## begin DATA SHOWN

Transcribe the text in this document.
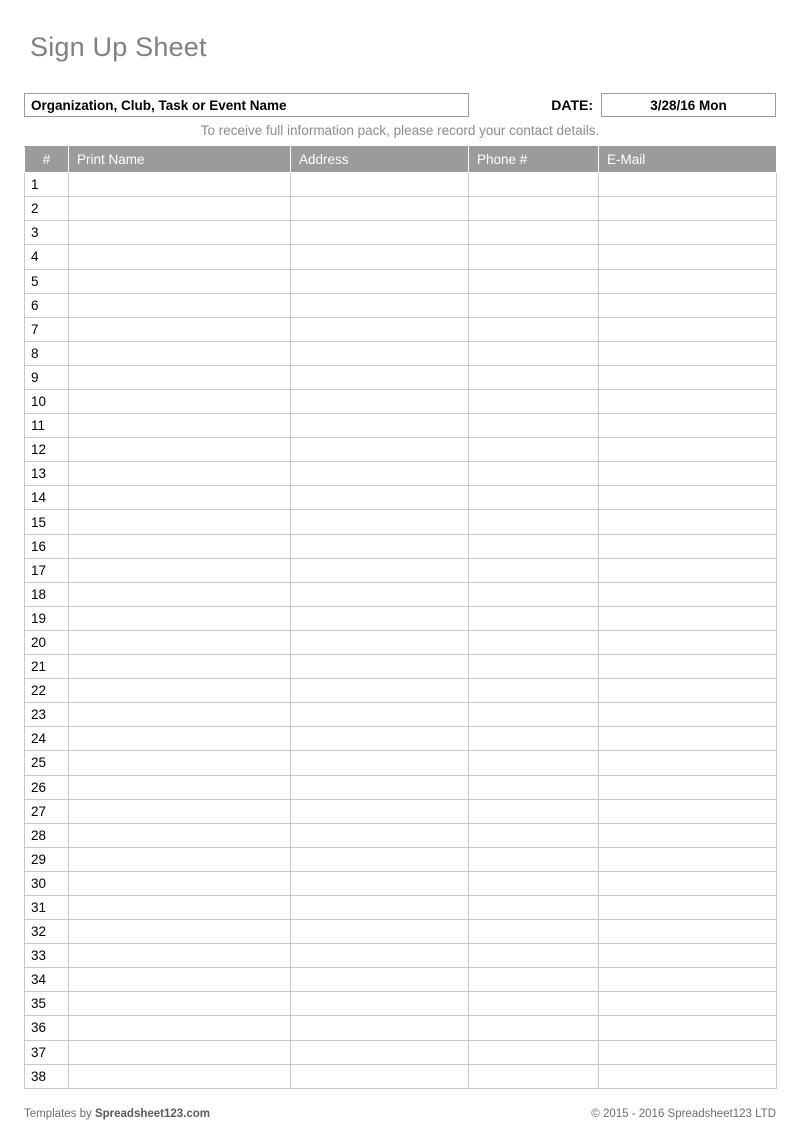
Sign Up Sheet
Organization, Club, Task or Event Name	DATE:	3/28/16 Mon
To receive full information pack, please record your contact details.
#	Print Name	Address	Phone #	E-Mail
1				
2				
3				
4				
5				
6				
7				
8				
9				
10				
11				
12				
13				
14				
15				
16				
17				
18				
19				
20				
21				
22				
23				
24				
25				
26				
27				
28				
29				
30				
31				
32				
33				
34				
35				
36				
37				
38				
Templates by Spreadsheet123.com	© 2015 - 2016 Spreadsheet123 LTD
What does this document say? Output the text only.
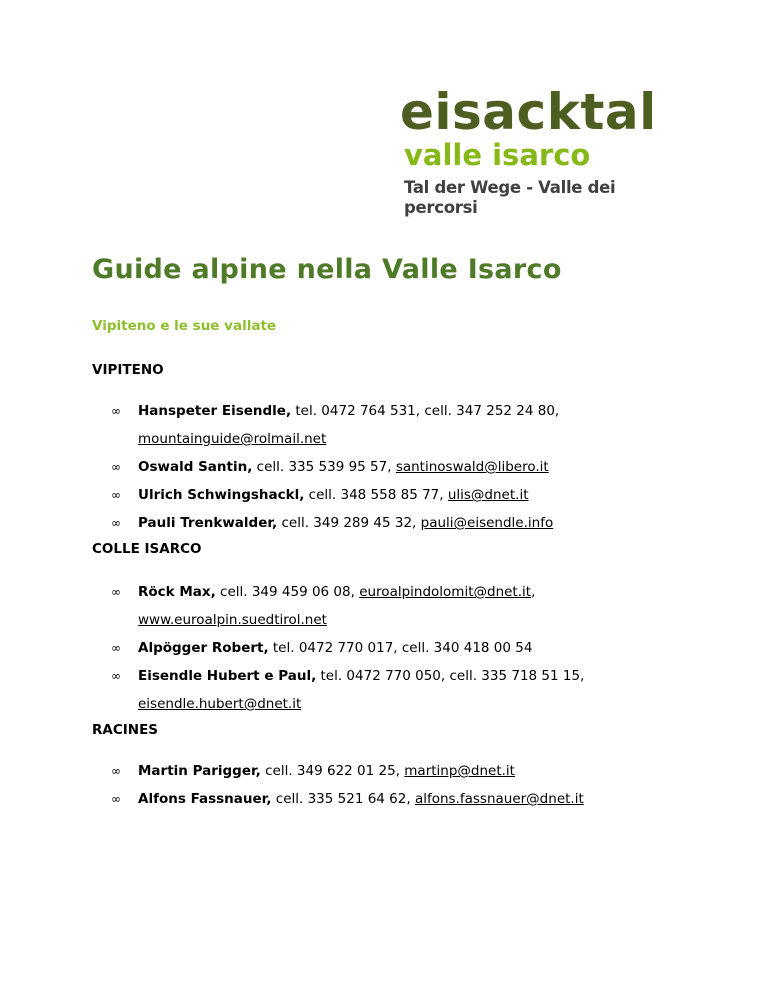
eisacktal
valle isarco
Tal der Wege - Valle dei percorsi
Guide alpine nella Valle Isarco
Vipiteno e le sue vallate
VIPITENO
∞ Hanspeter Eisendle, tel. 0472 764 531, cell. 347 252 24 80,
mountainguide@rolmail.net
∞ Oswald Santin, cell. 335 539 95 57, santinoswald@libero.it
∞ Ulrich Schwingshackl, cell. 348 558 85 77, ulis@dnet.it
∞ Pauli Trenkwalder, cell. 349 289 45 32, pauli@eisendle.info
COLLE ISARCO
∞ Röck Max, cell. 349 459 06 08, euroalpindolomit@dnet.it,
www.euroalpin.suedtirol.net
∞ Alpögger Robert, tel. 0472 770 017, cell. 340 418 00 54
∞ Eisendle Hubert e Paul, tel. 0472 770 050, cell. 335 718 51 15,
eisendle.hubert@dnet.it
RACINES
∞ Martin Parigger, cell. 349 622 01 25, martinp@dnet.it
∞ Alfons Fassnauer, cell. 335 521 64 62, alfons.fassnauer@dnet.it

## end DATA SHOWN

→ WRITTEN PROBLEM:
Pick out every line above that contains the word "this" and copy it.

→ WRITTEN RESPONSE:
Transcribe the text in this document.
What does this document say? Output the text only.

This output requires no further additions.